> _Written problem_
For this exercise, repeat all of the material verbatim apart from its images.

Data listing
━━━━━━━━━━

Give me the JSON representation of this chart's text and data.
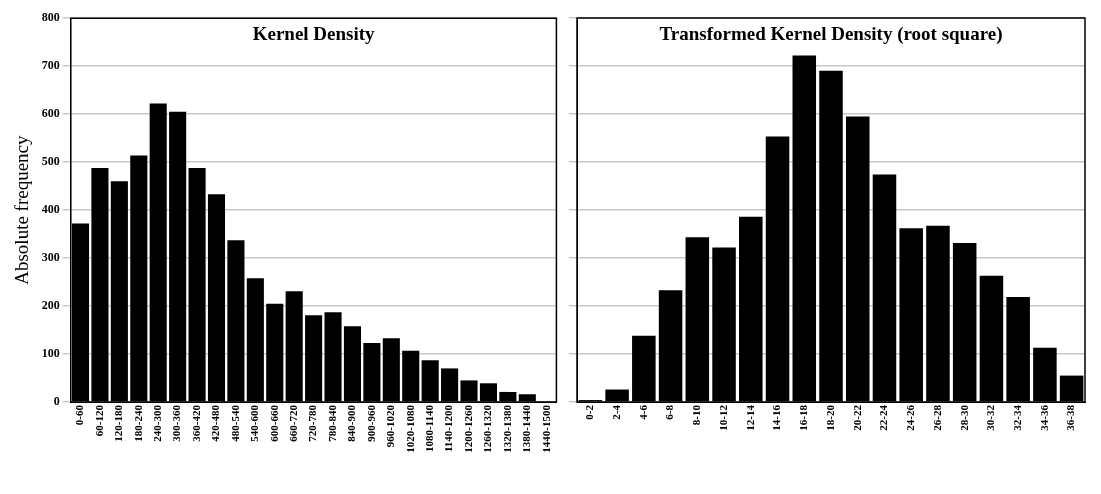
{
  "chart_data": [
    {
      "type": "bar",
      "title": "Kernel Density",
      "ylabel": "Absolute frequency",
      "categories": [
        "0-60",
        "60-120",
        "120-180",
        "180-240",
        "240-300",
        "300-360",
        "360-420",
        "420-480",
        "480-540",
        "540-600",
        "600-660",
        "660-720",
        "720-780",
        "780-840",
        "840-900",
        "900-960",
        "960-1020",
        "1020-1080",
        "1080-1140",
        "1140-1200",
        "1200-1260",
        "1260-1320",
        "1320-1380",
        "1380-1440",
        "1440-1500"
      ],
      "values": [
        372,
        488,
        460,
        514,
        622,
        605,
        488,
        433,
        337,
        258,
        205,
        231,
        181,
        187,
        158,
        123,
        133,
        107,
        87,
        70,
        45,
        39,
        21,
        16,
        null
      ],
      "color": "#000000",
      "ylim": [
        0,
        800
      ],
      "yticks": [
        0,
        100,
        200,
        300,
        400,
        500,
        600,
        700,
        800
      ],
      "grid": "y"
    },
    {
      "type": "bar",
      "title": "Transformed Kernel Density (root square)",
      "categories": [
        "0-2",
        "2-4",
        "4-6",
        "6-8",
        "8-10",
        "10-12",
        "12-14",
        "14-16",
        "16-18",
        "18-20",
        "20-22",
        "22-24",
        "24-26",
        "26-28",
        "28-30",
        "30-32",
        "32-34",
        "34-36",
        "36-38"
      ],
      "values": [
        4,
        26,
        138,
        233,
        343,
        322,
        386,
        553,
        722,
        690,
        595,
        474,
        362,
        367,
        331,
        263,
        219,
        113,
        55
      ],
      "color": "#000000",
      "ylim": [
        0,
        800
      ],
      "yticks": [
        0,
        100,
        200,
        300,
        400,
        500,
        600,
        700,
        800
      ],
      "grid": "y",
      "tick_labels": "x"
    }
  ]
}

━━━━━━━━━━

> _Finished exercise_
Give me the JSON representation of this chart's text and data.
{
  "chart_data": [
    {
      "type": "bar",
      "title": "Kernel Density",
      "ylabel": "Absolute frequency",
      "categories": [
        "0-60",
        "60-120",
        "120-180",
        "180-240",
        "240-300",
        "300-360",
        "360-420",
        "420-480",
        "480-540",
        "540-600",
        "600-660",
        "660-720",
        "720-780",
        "780-840",
        "840-900",
        "900-960",
        "960-1020",
        "1020-1080",
        "1080-1140",
        "1140-1200",
        "1200-1260",
        "1260-1320",
        "1320-1380",
        "1380-1440",
        "1440-1500"
      ],
      "values": [
        372,
        488,
        460,
        514,
        622,
        605,
        488,
        433,
        337,
        258,
        205,
        231,
        181,
        187,
        158,
        123,
        133,
        107,
        87,
        70,
        45,
        39,
        21,
        16,
        null
      ],
      "color": "#000000",
      "ylim": [
        0,
        800
      ],
      "yticks": [
        0,
        100,
        200,
        300,
        400,
        500,
        600,
        700,
        800
      ],
      "grid": "y"
    },
    {
      "type": "bar",
      "title": "Transformed Kernel Density (root square)",
      "categories": [
        "0-2",
        "2-4",
        "4-6",
        "6-8",
        "8-10",
        "10-12",
        "12-14",
        "14-16",
        "16-18",
        "18-20",
        "20-22",
        "22-24",
        "24-26",
        "26-28",
        "28-30",
        "30-32",
        "32-34",
        "34-36",
        "36-38"
      ],
      "values": [
        4,
        26,
        138,
        233,
        343,
        322,
        386,
        553,
        722,
        690,
        595,
        474,
        362,
        367,
        331,
        263,
        219,
        113,
        55
      ],
      "color": "#000000",
      "ylim": [
        0,
        800
      ],
      "yticks": [
        0,
        100,
        200,
        300,
        400,
        500,
        600,
        700,
        800
      ],
      "grid": "y",
      "tick_labels": "x"
    }
  ]
}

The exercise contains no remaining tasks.